■ Objective
Word for word, restate every line of the listing that follows.

----

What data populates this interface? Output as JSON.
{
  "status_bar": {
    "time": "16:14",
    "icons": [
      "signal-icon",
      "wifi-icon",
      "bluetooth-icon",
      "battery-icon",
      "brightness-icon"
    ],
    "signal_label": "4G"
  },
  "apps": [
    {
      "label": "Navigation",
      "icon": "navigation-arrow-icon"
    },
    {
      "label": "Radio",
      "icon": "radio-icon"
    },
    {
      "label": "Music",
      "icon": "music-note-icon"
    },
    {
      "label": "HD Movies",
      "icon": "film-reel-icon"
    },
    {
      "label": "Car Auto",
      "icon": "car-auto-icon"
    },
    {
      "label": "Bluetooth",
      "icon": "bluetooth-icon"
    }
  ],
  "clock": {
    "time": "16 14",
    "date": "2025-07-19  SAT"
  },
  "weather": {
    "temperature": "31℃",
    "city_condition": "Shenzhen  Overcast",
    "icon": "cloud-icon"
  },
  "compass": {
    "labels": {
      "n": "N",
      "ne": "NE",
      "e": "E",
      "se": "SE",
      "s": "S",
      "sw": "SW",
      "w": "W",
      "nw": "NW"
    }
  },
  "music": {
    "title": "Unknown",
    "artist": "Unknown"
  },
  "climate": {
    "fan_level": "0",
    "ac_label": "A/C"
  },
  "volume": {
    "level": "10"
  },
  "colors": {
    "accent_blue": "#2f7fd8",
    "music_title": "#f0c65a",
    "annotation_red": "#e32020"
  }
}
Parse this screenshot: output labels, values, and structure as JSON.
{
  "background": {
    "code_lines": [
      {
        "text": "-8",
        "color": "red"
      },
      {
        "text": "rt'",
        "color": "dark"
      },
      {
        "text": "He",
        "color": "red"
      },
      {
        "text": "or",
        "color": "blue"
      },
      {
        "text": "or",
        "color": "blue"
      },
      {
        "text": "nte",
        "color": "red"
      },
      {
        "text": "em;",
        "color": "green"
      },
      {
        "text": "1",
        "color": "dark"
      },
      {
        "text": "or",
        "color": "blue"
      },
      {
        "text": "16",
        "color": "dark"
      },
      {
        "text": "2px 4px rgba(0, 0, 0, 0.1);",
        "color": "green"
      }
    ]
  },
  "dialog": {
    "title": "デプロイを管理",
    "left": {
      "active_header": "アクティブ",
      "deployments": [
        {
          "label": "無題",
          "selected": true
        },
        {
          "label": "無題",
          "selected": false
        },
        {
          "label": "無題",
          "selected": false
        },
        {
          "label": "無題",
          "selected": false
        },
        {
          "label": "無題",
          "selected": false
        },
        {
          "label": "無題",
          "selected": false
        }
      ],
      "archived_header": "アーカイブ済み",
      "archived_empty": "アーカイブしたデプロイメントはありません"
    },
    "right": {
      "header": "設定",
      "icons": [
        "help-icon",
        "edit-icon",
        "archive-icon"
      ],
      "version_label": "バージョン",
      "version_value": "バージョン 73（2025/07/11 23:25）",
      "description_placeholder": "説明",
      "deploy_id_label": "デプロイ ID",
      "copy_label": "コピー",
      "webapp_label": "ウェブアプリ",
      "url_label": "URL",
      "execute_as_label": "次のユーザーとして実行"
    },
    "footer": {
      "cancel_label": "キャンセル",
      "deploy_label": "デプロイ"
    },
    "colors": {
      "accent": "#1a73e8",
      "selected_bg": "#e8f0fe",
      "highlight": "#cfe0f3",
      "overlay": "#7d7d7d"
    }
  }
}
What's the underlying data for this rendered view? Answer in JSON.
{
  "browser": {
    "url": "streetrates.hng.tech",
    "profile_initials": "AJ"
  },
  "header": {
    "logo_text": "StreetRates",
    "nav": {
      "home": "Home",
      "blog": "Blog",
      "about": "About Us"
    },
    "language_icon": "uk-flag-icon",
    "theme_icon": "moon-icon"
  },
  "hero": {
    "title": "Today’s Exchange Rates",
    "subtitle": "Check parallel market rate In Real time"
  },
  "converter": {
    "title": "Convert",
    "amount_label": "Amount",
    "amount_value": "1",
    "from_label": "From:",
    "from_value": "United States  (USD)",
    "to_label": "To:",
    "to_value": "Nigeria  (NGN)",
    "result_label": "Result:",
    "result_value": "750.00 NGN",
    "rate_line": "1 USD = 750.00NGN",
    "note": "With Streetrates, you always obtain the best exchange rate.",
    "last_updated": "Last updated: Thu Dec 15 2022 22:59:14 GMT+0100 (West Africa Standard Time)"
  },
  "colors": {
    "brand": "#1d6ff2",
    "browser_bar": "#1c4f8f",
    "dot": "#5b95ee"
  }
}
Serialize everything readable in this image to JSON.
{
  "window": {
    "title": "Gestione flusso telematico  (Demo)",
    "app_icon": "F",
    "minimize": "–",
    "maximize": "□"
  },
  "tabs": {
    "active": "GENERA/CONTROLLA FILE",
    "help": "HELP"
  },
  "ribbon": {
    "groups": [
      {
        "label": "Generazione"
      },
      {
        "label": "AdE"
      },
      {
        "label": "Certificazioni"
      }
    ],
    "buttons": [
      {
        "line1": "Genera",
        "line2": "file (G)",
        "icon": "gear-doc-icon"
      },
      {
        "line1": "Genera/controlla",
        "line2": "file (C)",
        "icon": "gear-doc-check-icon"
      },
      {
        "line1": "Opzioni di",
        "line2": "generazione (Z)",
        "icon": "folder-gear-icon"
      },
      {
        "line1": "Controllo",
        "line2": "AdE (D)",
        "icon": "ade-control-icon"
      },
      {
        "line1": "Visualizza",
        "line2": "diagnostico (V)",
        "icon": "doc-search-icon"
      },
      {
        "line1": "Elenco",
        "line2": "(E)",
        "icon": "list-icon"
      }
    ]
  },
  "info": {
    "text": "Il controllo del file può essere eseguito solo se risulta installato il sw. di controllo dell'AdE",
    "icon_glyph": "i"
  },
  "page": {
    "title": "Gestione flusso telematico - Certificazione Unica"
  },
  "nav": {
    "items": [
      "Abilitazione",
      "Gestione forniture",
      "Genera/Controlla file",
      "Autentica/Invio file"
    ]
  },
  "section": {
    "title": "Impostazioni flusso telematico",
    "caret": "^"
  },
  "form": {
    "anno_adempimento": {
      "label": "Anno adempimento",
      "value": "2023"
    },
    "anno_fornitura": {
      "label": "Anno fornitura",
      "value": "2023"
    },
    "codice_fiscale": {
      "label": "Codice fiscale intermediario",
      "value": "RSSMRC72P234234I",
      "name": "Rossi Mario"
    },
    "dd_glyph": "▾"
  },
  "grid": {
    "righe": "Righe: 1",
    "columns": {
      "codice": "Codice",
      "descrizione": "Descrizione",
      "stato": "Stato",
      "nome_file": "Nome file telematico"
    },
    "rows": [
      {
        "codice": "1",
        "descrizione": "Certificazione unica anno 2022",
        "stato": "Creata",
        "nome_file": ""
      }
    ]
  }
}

----

■ Solution to this problem
What data populates this interface? Output as JSON.
{
  "status_bar": {
    "time": "16:14",
    "icons": [
      "signal-icon",
      "wifi-icon",
      "bluetooth-icon",
      "battery-icon",
      "brightness-icon"
    ],
    "signal_label": "4G"
  },
  "apps": [
    {
      "label": "Navigation",
      "icon": "navigation-arrow-icon"
    },
    {
      "label": "Radio",
      "icon": "radio-icon"
    },
    {
      "label": "Music",
      "icon": "music-note-icon"
    },
    {
      "label": "HD Movies",
      "icon": "film-reel-icon"
    },
    {
      "label": "Car Auto",
      "icon": "car-auto-icon"
    },
    {
      "label": "Bluetooth",
      "icon": "bluetooth-icon"
    }
  ],
  "clock": {
    "time": "16 14",
    "date": "2025-07-19  SAT"
  },
  "weather": {
    "temperature": "31℃",
    "city_condition": "Shenzhen  Overcast",
    "icon": "cloud-icon"
  },
  "compass": {
    "labels": {
      "n": "N",
      "ne": "NE",
      "e": "E",
      "se": "SE",
      "s": "S",
      "sw": "SW",
      "w": "W",
      "nw": "NW"
    }
  },
  "music": {
    "title": "Unknown",
    "artist": "Unknown"
  },
  "climate": {
    "fan_level": "0",
    "ac_label": "A/C"
  },
  "volume": {
    "level": "10"
  },
  "colors": {
    "accent_blue": "#2f7fd8",
    "music_title": "#f0c65a",
    "annotation_red": "#e32020"
  }
}
Parse this screenshot: output labels, values, and structure as JSON.
{
  "background": {
    "code_lines": [
      {
        "text": "-8",
        "color": "red"
      },
      {
        "text": "rt'",
        "color": "dark"
      },
      {
        "text": "He",
        "color": "red"
      },
      {
        "text": "or",
        "color": "blue"
      },
      {
        "text": "or",
        "color": "blue"
      },
      {
        "text": "nte",
        "color": "red"
      },
      {
        "text": "em;",
        "color": "green"
      },
      {
        "text": "1",
        "color": "dark"
      },
      {
        "text": "or",
        "color": "blue"
      },
      {
        "text": "16",
        "color": "dark"
      },
      {
        "text": "2px 4px rgba(0, 0, 0, 0.1);",
        "color": "green"
      }
    ]
  },
  "dialog": {
    "title": "デプロイを管理",
    "left": {
      "active_header": "アクティブ",
      "deployments": [
        {
          "label": "無題",
          "selected": true
        },
        {
          "label": "無題",
          "selected": false
        },
        {
          "label": "無題",
          "selected": false
        },
        {
          "label": "無題",
          "selected": false
        },
        {
          "label": "無題",
          "selected": false
        },
        {
          "label": "無題",
          "selected": false
        }
      ],
      "archived_header": "アーカイブ済み",
      "archived_empty": "アーカイブしたデプロイメントはありません"
    },
    "right": {
      "header": "設定",
      "icons": [
        "help-icon",
        "edit-icon",
        "archive-icon"
      ],
      "version_label": "バージョン",
      "version_value": "バージョン 73（2025/07/11 23:25）",
      "description_placeholder": "説明",
      "deploy_id_label": "デプロイ ID",
      "copy_label": "コピー",
      "webapp_label": "ウェブアプリ",
      "url_label": "URL",
      "execute_as_label": "次のユーザーとして実行"
    },
    "footer": {
      "cancel_label": "キャンセル",
      "deploy_label": "デプロイ"
    },
    "colors": {
      "accent": "#1a73e8",
      "selected_bg": "#e8f0fe",
      "highlight": "#cfe0f3",
      "overlay": "#7d7d7d"
    }
  }
}
What's the underlying data for this rendered view? Answer in JSON.
{
  "browser": {
    "url": "streetrates.hng.tech",
    "profile_initials": "AJ"
  },
  "header": {
    "logo_text": "StreetRates",
    "nav": {
      "home": "Home",
      "blog": "Blog",
      "about": "About Us"
    },
    "language_icon": "uk-flag-icon",
    "theme_icon": "moon-icon"
  },
  "hero": {
    "title": "Today’s Exchange Rates",
    "subtitle": "Check parallel market rate In Real time"
  },
  "converter": {
    "title": "Convert",
    "amount_label": "Amount",
    "amount_value": "1",
    "from_label": "From:",
    "from_value": "United States  (USD)",
    "to_label": "To:",
    "to_value": "Nigeria  (NGN)",
    "result_label": "Result:",
    "result_value": "750.00 NGN",
    "rate_line": "1 USD = 750.00NGN",
    "note": "With Streetrates, you always obtain the best exchange rate.",
    "last_updated": "Last updated: Thu Dec 15 2022 22:59:14 GMT+0100 (West Africa Standard Time)"
  },
  "colors": {
    "brand": "#1d6ff2",
    "browser_bar": "#1c4f8f",
    "dot": "#5b95ee"
  }
}
Serialize everything readable in this image to JSON.
{
  "window": {
    "title": "Gestione flusso telematico  (Demo)",
    "app_icon": "F",
    "minimize": "–",
    "maximize": "□"
  },
  "tabs": {
    "active": "GENERA/CONTROLLA FILE",
    "help": "HELP"
  },
  "ribbon": {
    "groups": [
      {
        "label": "Generazione"
      },
      {
        "label": "AdE"
      },
      {
        "label": "Certificazioni"
      }
    ],
    "buttons": [
      {
        "line1": "Genera",
        "line2": "file (G)",
        "icon": "gear-doc-icon"
      },
      {
        "line1": "Genera/controlla",
        "line2": "file (C)",
        "icon": "gear-doc-check-icon"
      },
      {
        "line1": "Opzioni di",
        "line2": "generazione (Z)",
        "icon": "folder-gear-icon"
      },
      {
        "line1": "Controllo",
        "line2": "AdE (D)",
        "icon": "ade-control-icon"
      },
      {
        "line1": "Visualizza",
        "line2": "diagnostico (V)",
        "icon": "doc-search-icon"
      },
      {
        "line1": "Elenco",
        "line2": "(E)",
        "icon": "list-icon"
      }
    ]
  },
  "info": {
    "text": "Il controllo del file può essere eseguito solo se risulta installato il sw. di controllo dell'AdE",
    "icon_glyph": "i"
  },
  "page": {
    "title": "Gestione flusso telematico - Certificazione Unica"
  },
  "nav": {
    "items": [
      "Abilitazione",
      "Gestione forniture",
      "Genera/Controlla file",
      "Autentica/Invio file"
    ]
  },
  "section": {
    "title": "Impostazioni flusso telematico",
    "caret": "^"
  },
  "form": {
    "anno_adempimento": {
      "label": "Anno adempimento",
      "value": "2023"
    },
    "anno_fornitura": {
      "label": "Anno fornitura",
      "value": "2023"
    },
    "codice_fiscale": {
      "label": "Codice fiscale intermediario",
      "value": "RSSMRC72P234234I",
      "name": "Rossi Mario"
    },
    "dd_glyph": "▾"
  },
  "grid": {
    "righe": "Righe: 1",
    "columns": {
      "codice": "Codice",
      "descrizione": "Descrizione",
      "stato": "Stato",
      "nome_file": "Nome file telematico"
    },
    "rows": [
      {
        "codice": "1",
        "descrizione": "Certificazione unica anno 2022",
        "stato": "Creata",
        "nome_file": ""
      }
    ]
  }
}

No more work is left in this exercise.